Tasks to perform:
1. Answer these questions using the text about keeping in touch with parents:
(a) In which state does the 52-year-old writer's mother live?
(b) How long has the first brother gone without communicating with the family?
(c) How often does the 23-year-old writer call his mother?
2. Reproduce the text about keeping in touch with parents word for word, from "I’ve got a brother" to "phone to Mom.", including both ends.
3. Continue the text about keeping in touch with parents, starting right after its final sentence.

Reading text:
☆ ☆ ☆ ☆ ☆ ☆ ☆

And though I roll my eyes… ah. I love her. It’s cool. smacks computer upside the head and begs it to like email again
Male (else I’d be La_Kabong, wouldn’t I?), 52. I’m something of a phoneaphobic, so talk to my Mom about twice a month on average. E-mail two or three times a week. She’s in PA. I’m in TX. I’m going up there next week for my yearly visit (everybody: “Awwww”).
Dad’s dead, or at least pinin’ for the fjords, so haven’t heard a peep from him since 2001.
I’ve got a brother who’s successfully nursed a white-hot grudge against my parents for decades, and he holds the undisputed family record for non-communication: approximately 23 years and counting. Second brother (who, BTW, hates first brother for having abandoned his parents) holds down second with a paltry two-year interval of silence.
Male, 23.
I call my mother about once or twice a week. I speak to my father probably once o month or so; pretty much when he answers the phone for Mom I talk to him for 5 or 10 minutes, then he gives the phone to Mom.

☆ ☆ ☆ ☆ ☆ ☆ ☆

Stored items:
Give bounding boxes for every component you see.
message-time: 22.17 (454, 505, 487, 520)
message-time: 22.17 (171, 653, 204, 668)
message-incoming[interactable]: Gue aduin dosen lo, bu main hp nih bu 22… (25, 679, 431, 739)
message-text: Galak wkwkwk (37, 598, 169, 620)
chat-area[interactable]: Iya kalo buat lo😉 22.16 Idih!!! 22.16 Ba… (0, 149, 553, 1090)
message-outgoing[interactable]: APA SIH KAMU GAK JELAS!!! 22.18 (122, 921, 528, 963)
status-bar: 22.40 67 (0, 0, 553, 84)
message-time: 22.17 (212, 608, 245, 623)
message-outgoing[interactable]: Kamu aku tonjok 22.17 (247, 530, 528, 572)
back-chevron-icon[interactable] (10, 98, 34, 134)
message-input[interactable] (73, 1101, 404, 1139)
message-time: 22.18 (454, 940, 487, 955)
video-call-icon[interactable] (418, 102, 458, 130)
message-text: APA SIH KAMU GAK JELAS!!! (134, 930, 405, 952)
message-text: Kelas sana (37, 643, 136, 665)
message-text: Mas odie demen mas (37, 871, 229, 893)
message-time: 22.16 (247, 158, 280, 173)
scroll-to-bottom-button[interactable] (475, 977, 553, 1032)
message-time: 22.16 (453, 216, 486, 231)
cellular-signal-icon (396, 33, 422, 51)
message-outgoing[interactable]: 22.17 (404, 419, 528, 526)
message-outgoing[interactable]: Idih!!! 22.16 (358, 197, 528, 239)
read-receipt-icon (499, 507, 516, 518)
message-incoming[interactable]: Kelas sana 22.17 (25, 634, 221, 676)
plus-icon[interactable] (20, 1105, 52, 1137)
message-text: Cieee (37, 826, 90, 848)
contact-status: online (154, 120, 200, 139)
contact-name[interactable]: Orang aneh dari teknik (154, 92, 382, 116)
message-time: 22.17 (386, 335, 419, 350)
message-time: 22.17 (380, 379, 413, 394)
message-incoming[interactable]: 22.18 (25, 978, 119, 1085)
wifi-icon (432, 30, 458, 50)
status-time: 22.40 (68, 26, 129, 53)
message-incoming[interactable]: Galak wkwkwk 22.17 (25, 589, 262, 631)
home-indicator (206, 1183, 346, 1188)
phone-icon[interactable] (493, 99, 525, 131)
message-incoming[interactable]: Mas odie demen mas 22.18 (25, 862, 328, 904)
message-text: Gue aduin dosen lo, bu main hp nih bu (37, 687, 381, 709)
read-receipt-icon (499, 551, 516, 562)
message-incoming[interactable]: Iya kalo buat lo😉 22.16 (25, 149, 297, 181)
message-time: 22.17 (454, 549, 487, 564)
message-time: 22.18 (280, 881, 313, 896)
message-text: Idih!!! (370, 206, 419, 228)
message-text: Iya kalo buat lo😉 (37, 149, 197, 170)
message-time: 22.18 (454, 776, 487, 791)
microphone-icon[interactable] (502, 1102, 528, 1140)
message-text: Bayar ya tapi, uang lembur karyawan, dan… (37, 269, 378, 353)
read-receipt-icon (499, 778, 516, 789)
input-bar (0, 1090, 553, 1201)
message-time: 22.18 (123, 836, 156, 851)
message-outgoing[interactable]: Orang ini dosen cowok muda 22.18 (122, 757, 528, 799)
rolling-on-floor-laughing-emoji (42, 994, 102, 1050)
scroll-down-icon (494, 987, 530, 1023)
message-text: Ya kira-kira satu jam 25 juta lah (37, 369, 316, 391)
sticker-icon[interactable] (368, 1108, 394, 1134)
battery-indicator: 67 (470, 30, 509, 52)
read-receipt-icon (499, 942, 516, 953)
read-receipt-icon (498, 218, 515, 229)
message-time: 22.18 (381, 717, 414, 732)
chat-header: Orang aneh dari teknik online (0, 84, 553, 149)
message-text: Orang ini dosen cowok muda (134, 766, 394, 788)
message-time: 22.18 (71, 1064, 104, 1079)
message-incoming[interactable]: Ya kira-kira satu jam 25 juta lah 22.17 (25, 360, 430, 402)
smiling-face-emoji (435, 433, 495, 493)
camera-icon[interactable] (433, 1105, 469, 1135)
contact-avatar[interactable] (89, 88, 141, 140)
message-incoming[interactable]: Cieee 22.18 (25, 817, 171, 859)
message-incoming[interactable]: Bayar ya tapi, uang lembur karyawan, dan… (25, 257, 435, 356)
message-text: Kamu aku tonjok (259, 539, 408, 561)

☆ ☆ ☆ ☆ ☆ ☆ ☆

Task results:
1.
(a) PA
(b) Approximately 23 years and counting
(c) About once or twice a week

2.
I’ve got a brother who’s successfully nursed a white-hot grudge against my parents for decades, and he holds the undisputed family record for non-communication: approximately 23 years and counting. Second brother (who, BTW, hates first brother for having abandoned his parents) holds down second with a paltry two-year interval of silence.
Male, 23.
I call my mother about once or twice a week. I speak to my father probably once o month or so; pretty much when he answers the phone for Mom I talk to him for 5 or 10 minutes, then he gives the phone to Mom.

3.
I also speak to my mother on IM 2 or 3 times per week usually.
Female, 48. I’m in Ohio, Mom’s in Mexico. I call her weekly, Sunday evening. Sometimes she’ll call me midweek if there’s something special happening with family or some other news to share. My brother is a year younger and also calls her weekly.
GT
M/42 next month and I talk to my folks twice a week normally. I call them every Sunday and Wednesday night just to keep up to date. We don’t talk for long unless there’s specific news but it’s good to keep in touch.
Male, 28. I talk to my mom 4 or 5 times a week, sometimes just for fun (The “I can’t think of who this famous person is” kind of a thing) and it’s 30 seconds, once or twice just to say Hi, I love you (Yeah, I’m a momma’s boy). I have two brothers in the USMC, one who’s on his second tour of Iraq now, so mom needs the lift. Also, she’s a riot and a touchstone.
Dad, meh, maybe once every two months. We’re not really close and he’s bigoted and socially offensive in a multitude of ways. We’d both enjoy something closer, but it never works out, but that’s fine as we’re classic stoic Irish. We both pretty much assume that the other is a grown man and can take care of themselves. Conversation limits itself to “So, how are you? Good? Good on you then.”
Proximity does not foster a better relationship at all. Both of my parents live in the same town, about an hour away.
My stepfather is one of the greatest people on Earth, but he’s hard of hearing a bit and uses that to compel his telephobia. He’s way better in person anyway.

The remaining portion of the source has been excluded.